▶ _Aim_: Gather all lines with the word "طاقة" in them.
···
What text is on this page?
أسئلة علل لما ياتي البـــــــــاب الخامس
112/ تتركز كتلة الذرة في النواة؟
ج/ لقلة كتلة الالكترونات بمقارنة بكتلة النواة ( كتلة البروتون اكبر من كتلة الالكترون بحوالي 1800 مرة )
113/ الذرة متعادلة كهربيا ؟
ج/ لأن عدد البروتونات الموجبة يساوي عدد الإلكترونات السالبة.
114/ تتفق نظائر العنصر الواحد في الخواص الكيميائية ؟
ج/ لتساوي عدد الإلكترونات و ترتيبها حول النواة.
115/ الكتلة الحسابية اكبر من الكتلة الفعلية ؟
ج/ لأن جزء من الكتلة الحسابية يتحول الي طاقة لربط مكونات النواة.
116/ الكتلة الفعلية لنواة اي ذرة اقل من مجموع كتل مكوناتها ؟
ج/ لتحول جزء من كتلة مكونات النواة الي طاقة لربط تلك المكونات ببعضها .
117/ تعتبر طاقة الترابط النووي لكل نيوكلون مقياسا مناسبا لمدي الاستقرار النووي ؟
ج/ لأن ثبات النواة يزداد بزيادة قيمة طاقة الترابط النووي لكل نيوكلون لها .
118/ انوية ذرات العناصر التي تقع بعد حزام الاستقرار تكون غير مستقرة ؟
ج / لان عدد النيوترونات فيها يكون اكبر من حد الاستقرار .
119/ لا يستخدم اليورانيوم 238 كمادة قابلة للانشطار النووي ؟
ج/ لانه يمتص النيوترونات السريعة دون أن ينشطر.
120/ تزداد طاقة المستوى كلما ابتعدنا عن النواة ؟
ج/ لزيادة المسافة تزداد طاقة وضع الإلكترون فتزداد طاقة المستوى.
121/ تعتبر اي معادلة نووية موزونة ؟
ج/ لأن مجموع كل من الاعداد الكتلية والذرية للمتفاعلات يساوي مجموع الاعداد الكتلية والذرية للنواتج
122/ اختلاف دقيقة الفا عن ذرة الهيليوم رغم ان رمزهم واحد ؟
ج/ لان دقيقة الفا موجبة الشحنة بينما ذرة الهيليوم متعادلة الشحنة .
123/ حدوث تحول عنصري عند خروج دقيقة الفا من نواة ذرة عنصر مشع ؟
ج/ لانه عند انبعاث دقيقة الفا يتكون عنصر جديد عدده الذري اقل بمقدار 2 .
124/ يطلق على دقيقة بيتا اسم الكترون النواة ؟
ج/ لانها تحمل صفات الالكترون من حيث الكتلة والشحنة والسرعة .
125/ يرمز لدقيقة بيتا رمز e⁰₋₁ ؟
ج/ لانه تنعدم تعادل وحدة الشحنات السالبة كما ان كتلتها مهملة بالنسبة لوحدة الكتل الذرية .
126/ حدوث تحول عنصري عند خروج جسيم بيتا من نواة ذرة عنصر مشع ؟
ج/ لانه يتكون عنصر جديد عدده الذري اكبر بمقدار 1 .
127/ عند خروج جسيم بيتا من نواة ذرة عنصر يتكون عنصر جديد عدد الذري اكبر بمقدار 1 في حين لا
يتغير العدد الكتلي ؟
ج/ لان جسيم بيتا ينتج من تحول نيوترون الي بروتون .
···
▶ _Exercise response_:
ج/ لأن جزء من الكتلة الحسابية يتحول الي طاقة لربط مكونات النواة.
ج/ لتحول جزء من كتلة مكونات النواة الي طاقة لربط تلك المكونات ببعضها .
117/ تعتبر طاقة الترابط النووي لكل نيوكلون مقياسا مناسبا لمدي الاستقرار النووي ؟
ج/ لأن ثبات النواة يزداد بزيادة قيمة طاقة الترابط النووي لكل نيوكلون لها .
120/ تزداد طاقة المستوى كلما ابتعدنا عن النواة ؟
ج/ لزيادة المسافة تزداد طاقة وضع الإلكترون فتزداد طاقة المستوى.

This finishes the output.